Directions
Repeat the material exactly, every line of it.

╭─ Listed entries

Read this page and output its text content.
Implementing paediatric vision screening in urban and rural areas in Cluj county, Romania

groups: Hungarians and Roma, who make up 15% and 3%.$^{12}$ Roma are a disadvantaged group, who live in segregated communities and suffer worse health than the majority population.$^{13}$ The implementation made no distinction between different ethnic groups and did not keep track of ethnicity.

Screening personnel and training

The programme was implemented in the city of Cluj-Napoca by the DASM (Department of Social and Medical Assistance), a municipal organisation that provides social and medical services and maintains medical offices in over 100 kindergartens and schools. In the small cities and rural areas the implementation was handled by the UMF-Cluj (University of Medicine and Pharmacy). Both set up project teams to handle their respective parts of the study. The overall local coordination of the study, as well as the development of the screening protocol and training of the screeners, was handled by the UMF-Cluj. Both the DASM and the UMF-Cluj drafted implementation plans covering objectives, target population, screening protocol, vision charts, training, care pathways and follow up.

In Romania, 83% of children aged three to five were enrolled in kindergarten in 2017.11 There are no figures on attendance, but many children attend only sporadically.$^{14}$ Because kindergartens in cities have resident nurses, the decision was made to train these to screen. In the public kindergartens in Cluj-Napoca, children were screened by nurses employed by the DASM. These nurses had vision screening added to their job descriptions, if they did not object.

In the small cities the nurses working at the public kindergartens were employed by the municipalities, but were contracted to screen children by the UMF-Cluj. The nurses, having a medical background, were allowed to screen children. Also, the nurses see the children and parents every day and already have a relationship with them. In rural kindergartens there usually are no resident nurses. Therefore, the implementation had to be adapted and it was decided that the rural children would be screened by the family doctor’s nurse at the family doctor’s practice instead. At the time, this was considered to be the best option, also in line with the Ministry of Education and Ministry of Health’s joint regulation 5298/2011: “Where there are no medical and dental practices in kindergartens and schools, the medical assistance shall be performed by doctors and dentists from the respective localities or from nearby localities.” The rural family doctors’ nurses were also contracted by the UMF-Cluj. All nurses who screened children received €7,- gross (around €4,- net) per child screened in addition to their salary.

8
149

╰─

Exercise solution
Read this page and output its text content.
Implementing paediatric vision screening in urban and rural areas in Cluj county, Romania

groups: Hungarians and Roma, who make up 15% and 3%.$^{12}$ Roma are a disadvantaged group, who live in segregated communities and suffer worse health than the majority population.$^{13}$ The implementation made no distinction between different ethnic groups and did not keep track of ethnicity.

Screening personnel and training

The programme was implemented in the city of Cluj-Napoca by the DASM (Department of Social and Medical Assistance), a municipal organisation that provides social and medical services and maintains medical offices in over 100 kindergartens and schools. In the small cities and rural areas the implementation was handled by the UMF-Cluj (University of Medicine and Pharmacy). Both set up project teams to handle their respective parts of the study. The overall local coordination of the study, as well as the development of the screening protocol and training of the screeners, was handled by the UMF-Cluj. Both the DASM and the UMF-Cluj drafted implementation plans covering objectives, target population, screening protocol, vision charts, training, care pathways and follow up.

In Romania, 83% of children aged three to five were enrolled in kindergarten in 2017.11 There are no figures on attendance, but many children attend only sporadically.$^{14}$ Because kindergartens in cities have resident nurses, the decision was made to train these to screen. In the public kindergartens in Cluj-Napoca, children were screened by nurses employed by the DASM. These nurses had vision screening added to their job descriptions, if they did not object.

In the small cities the nurses working at the public kindergartens were employed by the municipalities, but were contracted to screen children by the UMF-Cluj. The nurses, having a medical background, were allowed to screen children. Also, the nurses see the children and parents every day and already have a relationship with them. In rural kindergartens there usually are no resident nurses. Therefore, the implementation had to be adapted and it was decided that the rural children would be screened by the family doctor’s nurse at the family doctor’s practice instead. At the time, this was considered to be the best option, also in line with the Ministry of Education and Ministry of Health’s joint regulation 5298/2011: “Where there are no medical and dental practices in kindergartens and schools, the medical assistance shall be performed by doctors and dentists from the respective localities or from nearby localities.” The rural family doctors’ nurses were also contracted by the UMF-Cluj. All nurses who screened children received €7,- gross (around €4,- net) per child screened in addition to their salary.

8
149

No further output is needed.